Exactly reproduce the lines that follow.

## BEGIN Data to use

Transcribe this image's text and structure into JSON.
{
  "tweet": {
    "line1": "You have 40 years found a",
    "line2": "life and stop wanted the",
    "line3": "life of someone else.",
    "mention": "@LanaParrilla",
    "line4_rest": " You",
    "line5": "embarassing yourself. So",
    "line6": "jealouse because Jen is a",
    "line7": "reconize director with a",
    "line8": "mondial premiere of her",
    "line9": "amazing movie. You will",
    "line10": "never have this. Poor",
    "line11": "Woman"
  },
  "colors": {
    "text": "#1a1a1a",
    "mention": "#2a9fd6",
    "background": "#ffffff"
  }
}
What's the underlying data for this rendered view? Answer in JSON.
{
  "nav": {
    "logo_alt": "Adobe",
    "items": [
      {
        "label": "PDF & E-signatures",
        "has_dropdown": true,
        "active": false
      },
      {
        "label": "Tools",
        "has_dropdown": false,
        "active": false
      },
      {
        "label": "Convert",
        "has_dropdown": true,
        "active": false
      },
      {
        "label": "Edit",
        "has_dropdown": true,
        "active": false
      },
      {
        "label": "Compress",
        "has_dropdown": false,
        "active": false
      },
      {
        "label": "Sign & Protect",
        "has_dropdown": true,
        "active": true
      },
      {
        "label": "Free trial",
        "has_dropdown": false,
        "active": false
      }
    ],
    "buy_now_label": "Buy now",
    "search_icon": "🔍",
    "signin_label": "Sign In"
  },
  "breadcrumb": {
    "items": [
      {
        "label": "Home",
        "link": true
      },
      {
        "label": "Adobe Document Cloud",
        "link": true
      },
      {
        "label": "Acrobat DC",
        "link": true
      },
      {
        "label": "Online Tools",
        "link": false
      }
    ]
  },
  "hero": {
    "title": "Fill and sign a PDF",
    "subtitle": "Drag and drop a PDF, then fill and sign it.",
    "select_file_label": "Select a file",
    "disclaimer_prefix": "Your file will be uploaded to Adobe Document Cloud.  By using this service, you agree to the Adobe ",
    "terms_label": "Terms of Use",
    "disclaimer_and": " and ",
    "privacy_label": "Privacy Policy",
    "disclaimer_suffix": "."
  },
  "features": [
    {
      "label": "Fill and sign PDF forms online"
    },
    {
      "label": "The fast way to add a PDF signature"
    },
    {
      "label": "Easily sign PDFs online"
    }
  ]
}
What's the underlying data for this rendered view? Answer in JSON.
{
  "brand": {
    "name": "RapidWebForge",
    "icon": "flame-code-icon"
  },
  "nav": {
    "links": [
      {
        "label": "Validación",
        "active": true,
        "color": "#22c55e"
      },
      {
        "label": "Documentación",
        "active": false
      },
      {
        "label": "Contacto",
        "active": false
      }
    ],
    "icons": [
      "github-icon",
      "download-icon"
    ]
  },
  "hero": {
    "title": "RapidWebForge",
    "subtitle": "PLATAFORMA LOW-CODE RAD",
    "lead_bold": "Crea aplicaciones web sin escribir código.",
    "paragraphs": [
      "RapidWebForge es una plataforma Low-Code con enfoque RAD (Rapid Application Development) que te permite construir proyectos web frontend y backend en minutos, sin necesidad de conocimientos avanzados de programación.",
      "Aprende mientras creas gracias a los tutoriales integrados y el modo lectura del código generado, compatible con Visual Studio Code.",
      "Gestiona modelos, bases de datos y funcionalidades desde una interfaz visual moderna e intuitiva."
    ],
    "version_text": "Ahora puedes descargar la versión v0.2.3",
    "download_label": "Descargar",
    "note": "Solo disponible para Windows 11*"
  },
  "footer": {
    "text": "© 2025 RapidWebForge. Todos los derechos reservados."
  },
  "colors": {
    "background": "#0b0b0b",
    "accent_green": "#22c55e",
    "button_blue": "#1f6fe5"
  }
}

## END Data to use

**Correct output**
Transcribe this image's text and structure into JSON.
{
  "tweet": {
    "line1": "You have 40 years found a",
    "line2": "life and stop wanted the",
    "line3": "life of someone else.",
    "mention": "@LanaParrilla",
    "line4_rest": " You",
    "line5": "embarassing yourself. So",
    "line6": "jealouse because Jen is a",
    "line7": "reconize director with a",
    "line8": "mondial premiere of her",
    "line9": "amazing movie. You will",
    "line10": "never have this. Poor",
    "line11": "Woman"
  },
  "colors": {
    "text": "#1a1a1a",
    "mention": "#2a9fd6",
    "background": "#ffffff"
  }
}
What's the underlying data for this rendered view? Answer in JSON.
{
  "nav": {
    "logo_alt": "Adobe",
    "items": [
      {
        "label": "PDF & E-signatures",
        "has_dropdown": true,
        "active": false
      },
      {
        "label": "Tools",
        "has_dropdown": false,
        "active": false
      },
      {
        "label": "Convert",
        "has_dropdown": true,
        "active": false
      },
      {
        "label": "Edit",
        "has_dropdown": true,
        "active": false
      },
      {
        "label": "Compress",
        "has_dropdown": false,
        "active": false
      },
      {
        "label": "Sign & Protect",
        "has_dropdown": true,
        "active": true
      },
      {
        "label": "Free trial",
        "has_dropdown": false,
        "active": false
      }
    ],
    "buy_now_label": "Buy now",
    "search_icon": "🔍",
    "signin_label": "Sign In"
  },
  "breadcrumb": {
    "items": [
      {
        "label": "Home",
        "link": true
      },
      {
        "label": "Adobe Document Cloud",
        "link": true
      },
      {
        "label": "Acrobat DC",
        "link": true
      },
      {
        "label": "Online Tools",
        "link": false
      }
    ]
  },
  "hero": {
    "title": "Fill and sign a PDF",
    "subtitle": "Drag and drop a PDF, then fill and sign it.",
    "select_file_label": "Select a file",
    "disclaimer_prefix": "Your file will be uploaded to Adobe Document Cloud.  By using this service, you agree to the Adobe ",
    "terms_label": "Terms of Use",
    "disclaimer_and": " and ",
    "privacy_label": "Privacy Policy",
    "disclaimer_suffix": "."
  },
  "features": [
    {
      "label": "Fill and sign PDF forms online"
    },
    {
      "label": "The fast way to add a PDF signature"
    },
    {
      "label": "Easily sign PDFs online"
    }
  ]
}
What's the underlying data for this rendered view? Answer in JSON.
{
  "brand": {
    "name": "RapidWebForge",
    "icon": "flame-code-icon"
  },
  "nav": {
    "links": [
      {
        "label": "Validación",
        "active": true,
        "color": "#22c55e"
      },
      {
        "label": "Documentación",
        "active": false
      },
      {
        "label": "Contacto",
        "active": false
      }
    ],
    "icons": [
      "github-icon",
      "download-icon"
    ]
  },
  "hero": {
    "title": "RapidWebForge",
    "subtitle": "PLATAFORMA LOW-CODE RAD",
    "lead_bold": "Crea aplicaciones web sin escribir código.",
    "paragraphs": [
      "RapidWebForge es una plataforma Low-Code con enfoque RAD (Rapid Application Development) que te permite construir proyectos web frontend y backend en minutos, sin necesidad de conocimientos avanzados de programación.",
      "Aprende mientras creas gracias a los tutoriales integrados y el modo lectura del código generado, compatible con Visual Studio Code.",
      "Gestiona modelos, bases de datos y funcionalidades desde una interfaz visual moderna e intuitiva."
    ],
    "version_text": "Ahora puedes descargar la versión v0.2.3",
    "download_label": "Descargar",
    "note": "Solo disponible para Windows 11*"
  },
  "footer": {
    "text": "© 2025 RapidWebForge. Todos los derechos reservados."
  },
  "colors": {
    "background": "#0b0b0b",
    "accent_green": "#22c55e",
    "button_blue": "#1f6fe5"
  }
}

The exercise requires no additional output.